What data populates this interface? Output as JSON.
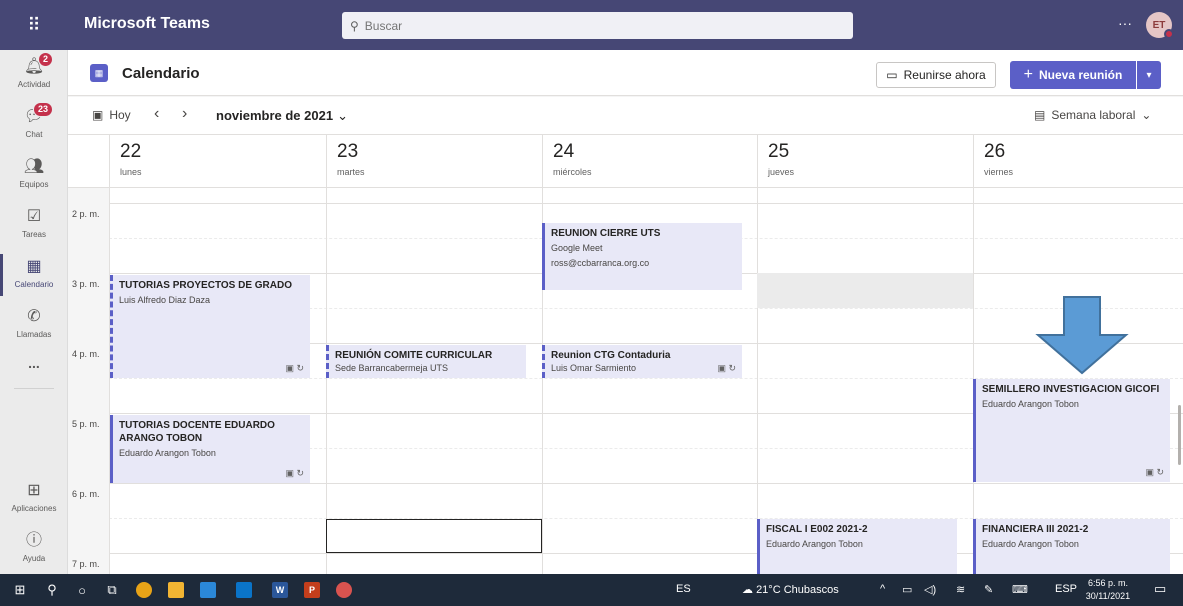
{
  "app": {
    "title": "Microsoft Teams",
    "user_initials": "ET"
  },
  "search": {
    "placeholder": "Buscar"
  },
  "rail": {
    "items": [
      {
        "label": "Actividad",
        "badge": "2"
      },
      {
        "label": "Chat",
        "badge": "23"
      },
      {
        "label": "Equipos"
      },
      {
        "label": "Tareas"
      },
      {
        "label": "Calendario"
      },
      {
        "label": "Llamadas"
      },
      {
        "label": "..."
      },
      {
        "label": "Aplicaciones"
      },
      {
        "label": "Ayuda"
      }
    ]
  },
  "header": {
    "title": "Calendario",
    "meet_now": "Reunirse ahora",
    "new_meeting": "Nueva reunión"
  },
  "toolbar": {
    "today": "Hoy",
    "month": "noviembre de 2021",
    "view": "Semana laboral"
  },
  "days": [
    {
      "num": "22",
      "name": "lunes"
    },
    {
      "num": "23",
      "name": "martes"
    },
    {
      "num": "24",
      "name": "miércoles"
    },
    {
      "num": "25",
      "name": "jueves"
    },
    {
      "num": "26",
      "name": "viernes"
    }
  ],
  "times": [
    "2 p. m.",
    "3 p. m.",
    "4 p. m.",
    "5 p. m.",
    "6 p. m.",
    "7 p. m."
  ],
  "events": [
    {
      "title": "REUNION CIERRE UTS",
      "line1": "Google Meet",
      "line2": "ross@ccbarranca.org.co"
    },
    {
      "title": "TUTORIAS PROYECTOS DE GRADO",
      "line1": "Luis Alfredo Diaz Daza"
    },
    {
      "title": "REUNIÓN COMITE CURRICULAR",
      "line1": "Sede Barrancabermeja UTS"
    },
    {
      "title": "Reunion CTG Contaduria",
      "line1": "Luis Omar Sarmiento"
    },
    {
      "title": "SEMILLERO INVESTIGACION GICOFI",
      "line1": "Eduardo Arangon Tobon"
    },
    {
      "title": "TUTORIAS DOCENTE EDUARDO ARANGO TOBON",
      "line1": "Eduardo Arangon Tobon"
    },
    {
      "title": "FISCAL I E002 2021-2",
      "line1": "Eduardo Arangon Tobon"
    },
    {
      "title": "FINANCIERA III 2021-2",
      "line1": "Eduardo Arangon Tobon"
    }
  ],
  "taskbar": {
    "lang": "ES",
    "weather": "21°C Chubascos",
    "input_lang": "ESP",
    "time": "6:56 p. m.",
    "date": "30/11/2021"
  },
  "colors": {
    "header": "#464775",
    "accent": "#5b5fc7",
    "event_bg": "#e8e8f7",
    "arrow": "#5b9bd5"
  }
}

---------------

» Directions
Check each line above for the word "Calendario" and copy the ones that have it.

» Final result
        "label": "Calendario"
    "title": "Calendario",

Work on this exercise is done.